- **RECORDS FOR THE TASK**:
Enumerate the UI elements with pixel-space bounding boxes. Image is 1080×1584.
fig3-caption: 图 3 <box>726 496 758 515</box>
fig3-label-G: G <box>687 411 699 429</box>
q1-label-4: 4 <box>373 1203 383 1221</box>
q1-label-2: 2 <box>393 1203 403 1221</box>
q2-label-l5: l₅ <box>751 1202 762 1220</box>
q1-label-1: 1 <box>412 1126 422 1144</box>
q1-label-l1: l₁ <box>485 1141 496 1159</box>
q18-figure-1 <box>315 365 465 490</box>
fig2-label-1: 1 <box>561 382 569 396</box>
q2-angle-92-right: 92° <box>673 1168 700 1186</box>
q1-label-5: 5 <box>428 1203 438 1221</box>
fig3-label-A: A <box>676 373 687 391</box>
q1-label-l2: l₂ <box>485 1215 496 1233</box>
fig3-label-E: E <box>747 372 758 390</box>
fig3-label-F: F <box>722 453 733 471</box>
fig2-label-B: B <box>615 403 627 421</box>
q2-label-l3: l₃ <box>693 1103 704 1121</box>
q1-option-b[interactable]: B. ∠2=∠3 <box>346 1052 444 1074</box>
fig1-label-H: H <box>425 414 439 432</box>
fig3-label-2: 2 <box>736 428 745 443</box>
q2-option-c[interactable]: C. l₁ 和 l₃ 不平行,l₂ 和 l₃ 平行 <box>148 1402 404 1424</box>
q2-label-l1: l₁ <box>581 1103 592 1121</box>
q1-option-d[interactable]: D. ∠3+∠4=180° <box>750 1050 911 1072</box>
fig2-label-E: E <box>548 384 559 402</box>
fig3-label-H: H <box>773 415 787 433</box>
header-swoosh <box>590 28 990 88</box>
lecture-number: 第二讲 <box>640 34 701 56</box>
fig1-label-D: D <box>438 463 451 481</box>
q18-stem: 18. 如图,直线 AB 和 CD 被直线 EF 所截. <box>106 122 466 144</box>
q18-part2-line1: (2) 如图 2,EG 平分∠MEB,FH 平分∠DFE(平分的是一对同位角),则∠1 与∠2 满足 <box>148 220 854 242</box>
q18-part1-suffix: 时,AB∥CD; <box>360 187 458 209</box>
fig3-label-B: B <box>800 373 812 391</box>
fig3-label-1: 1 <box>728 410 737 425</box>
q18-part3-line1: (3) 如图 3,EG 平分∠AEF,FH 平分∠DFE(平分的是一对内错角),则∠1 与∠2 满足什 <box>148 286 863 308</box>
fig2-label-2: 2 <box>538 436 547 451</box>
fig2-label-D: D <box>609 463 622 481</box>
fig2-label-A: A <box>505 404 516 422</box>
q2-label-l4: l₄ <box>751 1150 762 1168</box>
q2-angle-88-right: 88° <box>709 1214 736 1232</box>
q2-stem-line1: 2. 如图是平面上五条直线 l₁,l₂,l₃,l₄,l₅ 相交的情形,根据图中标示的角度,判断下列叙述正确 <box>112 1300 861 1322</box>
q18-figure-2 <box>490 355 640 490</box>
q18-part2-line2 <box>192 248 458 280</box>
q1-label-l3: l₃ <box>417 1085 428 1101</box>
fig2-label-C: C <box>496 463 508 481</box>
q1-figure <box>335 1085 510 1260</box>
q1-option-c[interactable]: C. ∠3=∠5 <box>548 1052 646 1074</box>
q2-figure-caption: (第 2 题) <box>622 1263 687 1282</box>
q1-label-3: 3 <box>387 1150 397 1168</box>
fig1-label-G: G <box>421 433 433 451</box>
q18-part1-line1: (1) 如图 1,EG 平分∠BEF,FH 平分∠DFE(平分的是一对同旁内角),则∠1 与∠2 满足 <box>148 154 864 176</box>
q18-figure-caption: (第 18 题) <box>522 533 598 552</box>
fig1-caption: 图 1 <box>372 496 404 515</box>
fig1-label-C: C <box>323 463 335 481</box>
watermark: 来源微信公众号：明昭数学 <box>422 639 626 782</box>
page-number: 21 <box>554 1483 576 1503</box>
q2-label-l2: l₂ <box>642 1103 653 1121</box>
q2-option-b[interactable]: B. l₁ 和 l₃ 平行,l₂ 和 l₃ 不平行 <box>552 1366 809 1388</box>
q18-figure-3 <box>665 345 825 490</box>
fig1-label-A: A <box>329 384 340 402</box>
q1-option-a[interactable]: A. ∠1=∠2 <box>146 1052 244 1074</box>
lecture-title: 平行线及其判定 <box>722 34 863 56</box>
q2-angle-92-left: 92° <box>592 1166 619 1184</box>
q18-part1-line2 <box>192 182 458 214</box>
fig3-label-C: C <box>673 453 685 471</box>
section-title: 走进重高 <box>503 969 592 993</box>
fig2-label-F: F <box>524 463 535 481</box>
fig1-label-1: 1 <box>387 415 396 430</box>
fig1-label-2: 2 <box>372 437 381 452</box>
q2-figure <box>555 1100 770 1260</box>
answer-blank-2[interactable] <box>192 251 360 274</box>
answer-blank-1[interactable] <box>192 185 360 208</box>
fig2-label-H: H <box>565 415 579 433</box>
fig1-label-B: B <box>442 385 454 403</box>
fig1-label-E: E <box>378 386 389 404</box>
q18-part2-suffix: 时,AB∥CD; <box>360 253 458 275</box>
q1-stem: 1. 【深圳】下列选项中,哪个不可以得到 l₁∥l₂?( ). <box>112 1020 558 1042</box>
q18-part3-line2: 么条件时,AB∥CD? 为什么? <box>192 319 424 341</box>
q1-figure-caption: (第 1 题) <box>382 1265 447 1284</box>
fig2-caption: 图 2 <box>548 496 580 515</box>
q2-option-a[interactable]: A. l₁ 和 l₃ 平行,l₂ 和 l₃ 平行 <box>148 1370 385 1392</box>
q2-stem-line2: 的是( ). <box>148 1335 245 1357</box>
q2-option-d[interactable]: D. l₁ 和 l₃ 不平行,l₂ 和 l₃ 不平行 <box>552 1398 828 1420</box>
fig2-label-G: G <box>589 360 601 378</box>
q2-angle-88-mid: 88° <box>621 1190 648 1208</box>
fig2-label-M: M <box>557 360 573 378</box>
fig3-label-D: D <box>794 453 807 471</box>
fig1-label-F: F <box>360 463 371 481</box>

- **WHAT TO DO**:
Copy out every line of the rows above word for word, with nothing left out or changed.

- **EXERCISE SOLUTION**:
Enumerate the UI elements with pixel-space bounding boxes. Image is 1080×1584.
fig3-caption: 图 3 <box>726 496 758 515</box>
fig3-label-G: G <box>687 411 699 429</box>
q1-label-4: 4 <box>373 1203 383 1221</box>
q1-label-2: 2 <box>393 1203 403 1221</box>
q2-label-l5: l₅ <box>751 1202 762 1220</box>
q1-label-1: 1 <box>412 1126 422 1144</box>
q1-label-l1: l₁ <box>485 1141 496 1159</box>
q18-figure-1 <box>315 365 465 490</box>
fig2-label-1: 1 <box>561 382 569 396</box>
q2-angle-92-right: 92° <box>673 1168 700 1186</box>
q1-label-5: 5 <box>428 1203 438 1221</box>
fig3-label-A: A <box>676 373 687 391</box>
q1-label-l2: l₂ <box>485 1215 496 1233</box>
fig3-label-E: E <box>747 372 758 390</box>
fig3-label-F: F <box>722 453 733 471</box>
fig2-label-B: B <box>615 403 627 421</box>
q2-label-l3: l₃ <box>693 1103 704 1121</box>
q1-option-b[interactable]: B. ∠2=∠3 <box>346 1052 444 1074</box>
fig1-label-H: H <box>425 414 439 432</box>
fig3-label-2: 2 <box>736 428 745 443</box>
q2-option-c[interactable]: C. l₁ 和 l₃ 不平行,l₂ 和 l₃ 平行 <box>148 1402 404 1424</box>
q2-label-l1: l₁ <box>581 1103 592 1121</box>
q1-option-d[interactable]: D. ∠3+∠4=180° <box>750 1050 911 1072</box>
fig2-label-E: E <box>548 384 559 402</box>
fig3-label-H: H <box>773 415 787 433</box>
header-swoosh <box>590 28 990 88</box>
lecture-number: 第二讲 <box>640 34 701 56</box>
fig1-label-D: D <box>438 463 451 481</box>
q18-stem: 18. 如图,直线 AB 和 CD 被直线 EF 所截. <box>106 122 466 144</box>
q18-part2-line1: (2) 如图 2,EG 平分∠MEB,FH 平分∠DFE(平分的是一对同位角),则∠1 与∠2 满足 <box>148 220 854 242</box>
q18-part1-suffix: 时,AB∥CD; <box>360 187 458 209</box>
fig3-label-B: B <box>800 373 812 391</box>
fig3-label-1: 1 <box>728 410 737 425</box>
q18-part3-line1: (3) 如图 3,EG 平分∠AEF,FH 平分∠DFE(平分的是一对内错角),则∠1 与∠2 满足什 <box>148 286 863 308</box>
fig2-label-2: 2 <box>538 436 547 451</box>
fig2-label-D: D <box>609 463 622 481</box>
fig2-label-A: A <box>505 404 516 422</box>
q2-label-l4: l₄ <box>751 1150 762 1168</box>
q2-angle-88-right: 88° <box>709 1214 736 1232</box>
q2-stem-line1: 2. 如图是平面上五条直线 l₁,l₂,l₃,l₄,l₅ 相交的情形,根据图中标示的角度,判断下列叙述正确 <box>112 1300 861 1322</box>
q18-figure-2 <box>490 355 640 490</box>
q18-part2-line2 <box>192 248 458 280</box>
q1-label-l3: l₃ <box>417 1085 428 1101</box>
fig2-label-C: C <box>496 463 508 481</box>
q1-figure <box>335 1085 510 1260</box>
q1-option-c[interactable]: C. ∠3=∠5 <box>548 1052 646 1074</box>
q2-figure-caption: (第 2 题) <box>622 1263 687 1282</box>
q1-label-3: 3 <box>387 1150 397 1168</box>
fig1-label-G: G <box>421 433 433 451</box>
q18-part1-line1: (1) 如图 1,EG 平分∠BEF,FH 平分∠DFE(平分的是一对同旁内角),则∠1 与∠2 满足 <box>148 154 864 176</box>
q18-figure-caption: (第 18 题) <box>522 533 598 552</box>
fig1-caption: 图 1 <box>372 496 404 515</box>
fig1-label-C: C <box>323 463 335 481</box>
watermark: 来源微信公众号：明昭数学 <box>422 639 626 782</box>
page-number: 21 <box>554 1483 576 1503</box>
q2-label-l2: l₂ <box>642 1103 653 1121</box>
q2-option-b[interactable]: B. l₁ 和 l₃ 平行,l₂ 和 l₃ 不平行 <box>552 1366 809 1388</box>
q18-figure-3 <box>665 345 825 490</box>
fig1-label-A: A <box>329 384 340 402</box>
q1-option-a[interactable]: A. ∠1=∠2 <box>146 1052 244 1074</box>
lecture-title: 平行线及其判定 <box>722 34 863 56</box>
q2-angle-92-left: 92° <box>592 1166 619 1184</box>
q18-part1-line2 <box>192 182 458 214</box>
fig3-label-C: C <box>673 453 685 471</box>
section-title: 走进重高 <box>503 969 592 993</box>
fig2-label-F: F <box>524 463 535 481</box>
fig1-label-1: 1 <box>387 415 396 430</box>
fig1-label-2: 2 <box>372 437 381 452</box>
q2-figure <box>555 1100 770 1260</box>
answer-blank-2[interactable] <box>192 251 360 274</box>
answer-blank-1[interactable] <box>192 185 360 208</box>
fig2-label-H: H <box>565 415 579 433</box>
fig1-label-B: B <box>442 385 454 403</box>
fig1-label-E: E <box>378 386 389 404</box>
q18-part2-suffix: 时,AB∥CD; <box>360 253 458 275</box>
q1-stem: 1. 【深圳】下列选项中,哪个不可以得到 l₁∥l₂?( ). <box>112 1020 558 1042</box>
q18-part3-line2: 么条件时,AB∥CD? 为什么? <box>192 319 424 341</box>
q1-figure-caption: (第 1 题) <box>382 1265 447 1284</box>
fig2-caption: 图 2 <box>548 496 580 515</box>
q2-option-a[interactable]: A. l₁ 和 l₃ 平行,l₂ 和 l₃ 平行 <box>148 1370 385 1392</box>
q2-stem-line2: 的是( ). <box>148 1335 245 1357</box>
q2-option-d[interactable]: D. l₁ 和 l₃ 不平行,l₂ 和 l₃ 不平行 <box>552 1398 828 1420</box>
fig2-label-G: G <box>589 360 601 378</box>
q2-angle-88-mid: 88° <box>621 1190 648 1208</box>
fig2-label-M: M <box>557 360 573 378</box>
fig3-label-D: D <box>794 453 807 471</box>
fig1-label-F: F <box>360 463 371 481</box>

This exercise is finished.